Your task - Repeat each record below exactly, dropping the pictures.

^^^^^^^^^^^^^^^^

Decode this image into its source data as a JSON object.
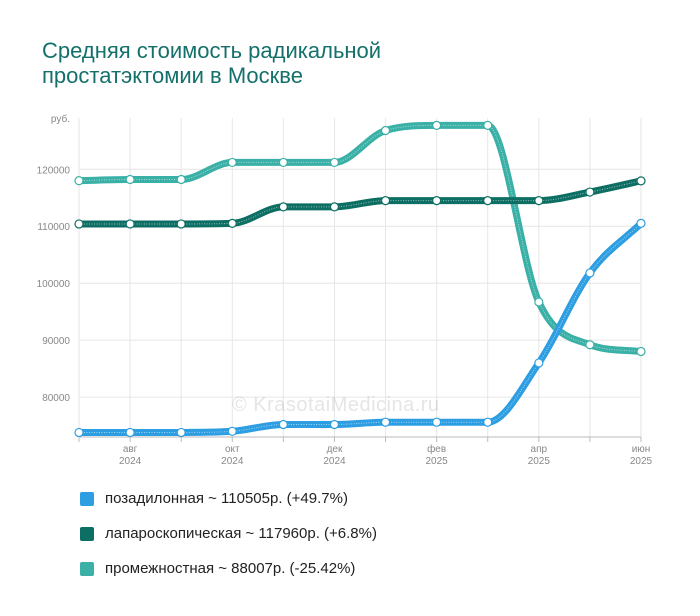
{
  "title_lines": [
    "Средняя стоимость радикальной",
    "простатэктомии в Москве"
  ],
  "watermark": "© KrasotaiMedicina.ru",
  "chart_data": {
    "type": "line",
    "title": "Средняя стоимость радикальной простатэктомии в Москве",
    "ylabel": "руб.",
    "ylim": [
      73000,
      129000
    ],
    "yticks": [
      80000,
      90000,
      100000,
      110000,
      120000
    ],
    "x": [
      "2024-07",
      "2024-08",
      "2024-09",
      "2024-10",
      "2024-11",
      "2024-12",
      "2025-01",
      "2025-02",
      "2025-03",
      "2025-04",
      "2025-05",
      "2025-06"
    ],
    "xtick_labels": [
      {
        "index": 1,
        "month": "авг",
        "year": "2024"
      },
      {
        "index": 3,
        "month": "окт",
        "year": "2024"
      },
      {
        "index": 5,
        "month": "дек",
        "year": "2024"
      },
      {
        "index": 7,
        "month": "фев",
        "year": "2025"
      },
      {
        "index": 9,
        "month": "апр",
        "year": "2025"
      },
      {
        "index": 11,
        "month": "июн",
        "year": "2025"
      }
    ],
    "grid": true,
    "legend_position": "bottom",
    "series": [
      {
        "name": "промежностная",
        "color": "#3ab0a6",
        "values": [
          118000,
          118200,
          118200,
          121200,
          121200,
          121200,
          126800,
          127700,
          127700,
          96700,
          89200,
          88007
        ],
        "label": "промежностная ~ 88007р. (-25.42%)"
      },
      {
        "name": "лапароскопическая",
        "color": "#0d6e64",
        "values": [
          110400,
          110400,
          110400,
          110500,
          113400,
          113400,
          114500,
          114500,
          114500,
          114500,
          116000,
          117960
        ],
        "label": "лапароскопическая ~ 117960р. (+6.8%)"
      },
      {
        "name": "позадилонная",
        "color": "#2e9ee2",
        "values": [
          73800,
          73800,
          73800,
          74000,
          75200,
          75200,
          75600,
          75600,
          75600,
          86000,
          101800,
          110505
        ],
        "label": "позадилонная ~ 110505р. (+49.7%)"
      }
    ],
    "legend": [
      {
        "color": "#2e9ee2",
        "label": "позадилонная ~ 110505р. (+49.7%)"
      },
      {
        "color": "#0d6e64",
        "label": "лапароскопическая ~ 117960р. (+6.8%)"
      },
      {
        "color": "#3ab0a6",
        "label": "промежностная ~ 88007р. (-25.42%)"
      }
    ]
  }
}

^^^^^^^^^^^^^^^^

The output -
Decode this image into its source data as a JSON object.
{
  "title_lines": [
    "Средняя стоимость радикальной",
    "простатэктомии в Москве"
  ],
  "watermark": "© KrasotaiMedicina.ru",
  "chart_data": {
    "type": "line",
    "title": "Средняя стоимость радикальной простатэктомии в Москве",
    "ylabel": "руб.",
    "ylim": [
      73000,
      129000
    ],
    "yticks": [
      80000,
      90000,
      100000,
      110000,
      120000
    ],
    "x": [
      "2024-07",
      "2024-08",
      "2024-09",
      "2024-10",
      "2024-11",
      "2024-12",
      "2025-01",
      "2025-02",
      "2025-03",
      "2025-04",
      "2025-05",
      "2025-06"
    ],
    "xtick_labels": [
      {
        "index": 1,
        "month": "авг",
        "year": "2024"
      },
      {
        "index": 3,
        "month": "окт",
        "year": "2024"
      },
      {
        "index": 5,
        "month": "дек",
        "year": "2024"
      },
      {
        "index": 7,
        "month": "фев",
        "year": "2025"
      },
      {
        "index": 9,
        "month": "апр",
        "year": "2025"
      },
      {
        "index": 11,
        "month": "июн",
        "year": "2025"
      }
    ],
    "grid": true,
    "legend_position": "bottom",
    "series": [
      {
        "name": "промежностная",
        "color": "#3ab0a6",
        "values": [
          118000,
          118200,
          118200,
          121200,
          121200,
          121200,
          126800,
          127700,
          127700,
          96700,
          89200,
          88007
        ],
        "label": "промежностная ~ 88007р. (-25.42%)"
      },
      {
        "name": "лапароскопическая",
        "color": "#0d6e64",
        "values": [
          110400,
          110400,
          110400,
          110500,
          113400,
          113400,
          114500,
          114500,
          114500,
          114500,
          116000,
          117960
        ],
        "label": "лапароскопическая ~ 117960р. (+6.8%)"
      },
      {
        "name": "позадилонная",
        "color": "#2e9ee2",
        "values": [
          73800,
          73800,
          73800,
          74000,
          75200,
          75200,
          75600,
          75600,
          75600,
          86000,
          101800,
          110505
        ],
        "label": "позадилонная ~ 110505р. (+49.7%)"
      }
    ],
    "legend": [
      {
        "color": "#2e9ee2",
        "label": "позадилонная ~ 110505р. (+49.7%)"
      },
      {
        "color": "#0d6e64",
        "label": "лапароскопическая ~ 117960р. (+6.8%)"
      },
      {
        "color": "#3ab0a6",
        "label": "промежностная ~ 88007р. (-25.42%)"
      }
    ]
  }
}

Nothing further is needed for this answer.